==== Records provided
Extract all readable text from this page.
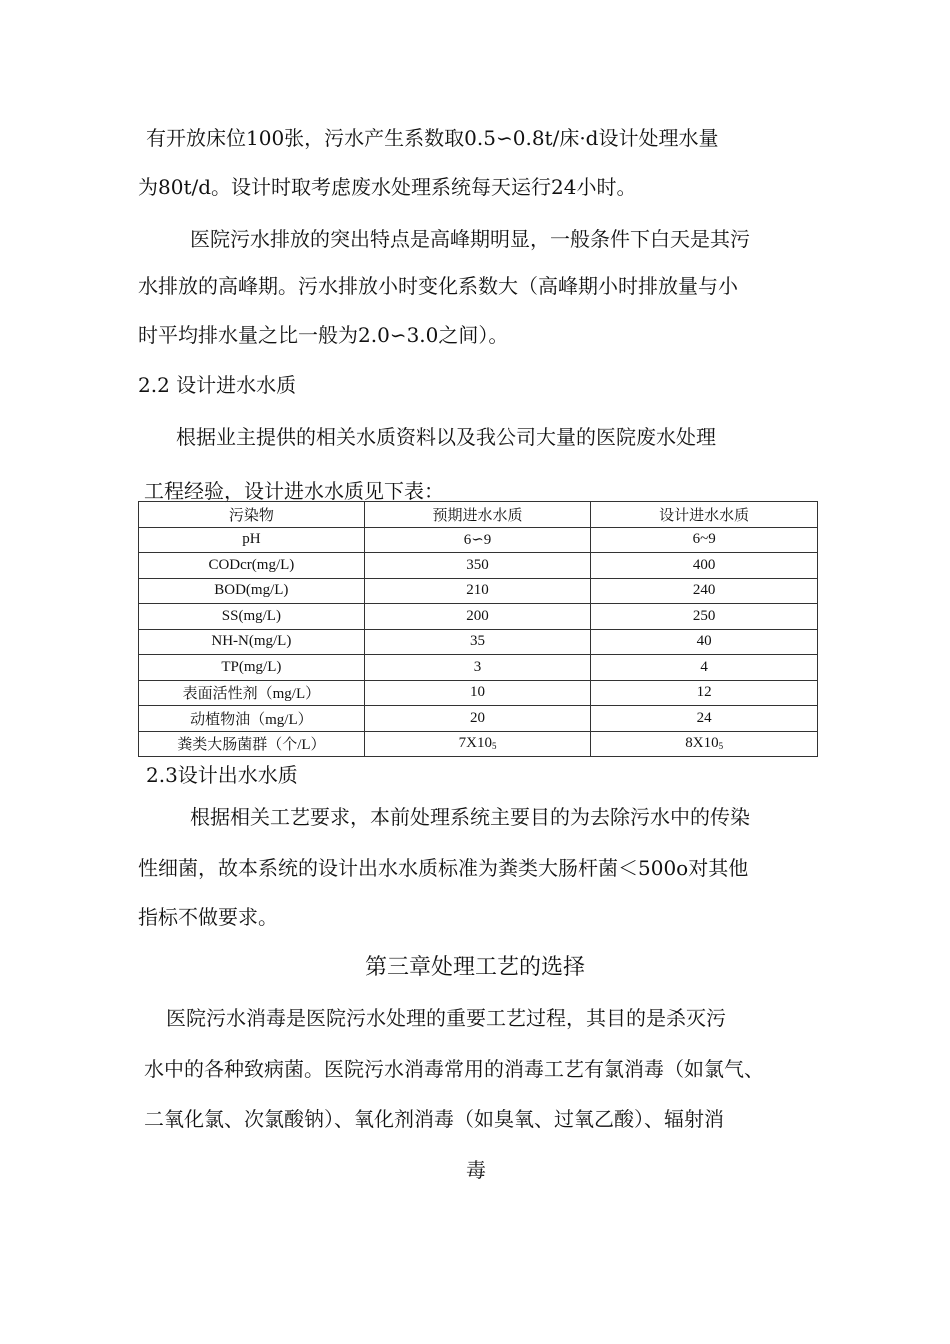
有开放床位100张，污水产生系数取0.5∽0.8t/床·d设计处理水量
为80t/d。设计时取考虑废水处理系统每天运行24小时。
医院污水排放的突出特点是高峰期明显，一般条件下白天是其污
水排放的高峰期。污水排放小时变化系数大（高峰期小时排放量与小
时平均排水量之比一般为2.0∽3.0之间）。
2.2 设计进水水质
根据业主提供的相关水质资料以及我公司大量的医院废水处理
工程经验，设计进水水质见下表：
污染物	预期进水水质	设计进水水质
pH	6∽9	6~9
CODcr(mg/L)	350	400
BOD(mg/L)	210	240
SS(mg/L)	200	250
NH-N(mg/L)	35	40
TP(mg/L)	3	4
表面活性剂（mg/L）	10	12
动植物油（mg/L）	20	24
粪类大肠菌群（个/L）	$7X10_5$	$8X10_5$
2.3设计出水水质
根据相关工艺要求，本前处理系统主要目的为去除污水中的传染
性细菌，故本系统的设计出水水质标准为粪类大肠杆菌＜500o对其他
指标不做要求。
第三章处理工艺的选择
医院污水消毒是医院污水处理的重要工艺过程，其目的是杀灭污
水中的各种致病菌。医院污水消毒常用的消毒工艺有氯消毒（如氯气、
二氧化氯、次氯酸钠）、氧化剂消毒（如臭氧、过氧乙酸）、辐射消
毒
========
==== Records provided
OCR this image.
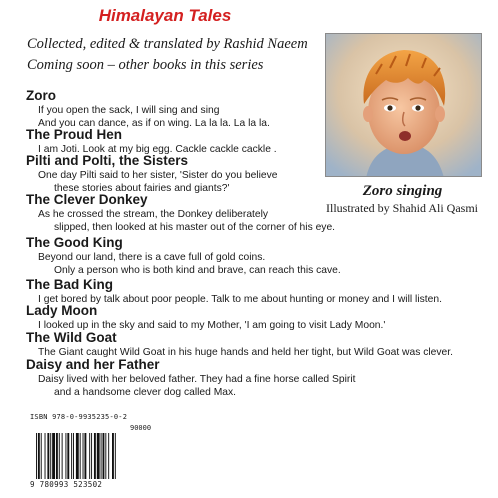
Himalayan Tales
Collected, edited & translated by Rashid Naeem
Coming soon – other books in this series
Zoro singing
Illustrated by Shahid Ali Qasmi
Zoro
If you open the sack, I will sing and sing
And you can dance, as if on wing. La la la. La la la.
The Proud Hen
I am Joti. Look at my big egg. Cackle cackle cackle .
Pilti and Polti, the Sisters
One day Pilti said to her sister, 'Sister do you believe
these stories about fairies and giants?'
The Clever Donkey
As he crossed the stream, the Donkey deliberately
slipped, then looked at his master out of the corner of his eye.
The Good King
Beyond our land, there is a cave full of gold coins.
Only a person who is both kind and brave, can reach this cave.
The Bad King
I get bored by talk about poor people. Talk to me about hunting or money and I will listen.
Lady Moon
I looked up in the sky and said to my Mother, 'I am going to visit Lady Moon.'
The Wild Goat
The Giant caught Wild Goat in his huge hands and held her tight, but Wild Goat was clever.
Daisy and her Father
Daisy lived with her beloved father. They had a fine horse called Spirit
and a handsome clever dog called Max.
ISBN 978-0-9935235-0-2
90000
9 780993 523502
========
**Short task:**
From the listing, copy each line containing the word "Pilti".

**Full response:**
Pilti and Polti, the Sisters
One day Pilti said to her sister, 'Sister do you believe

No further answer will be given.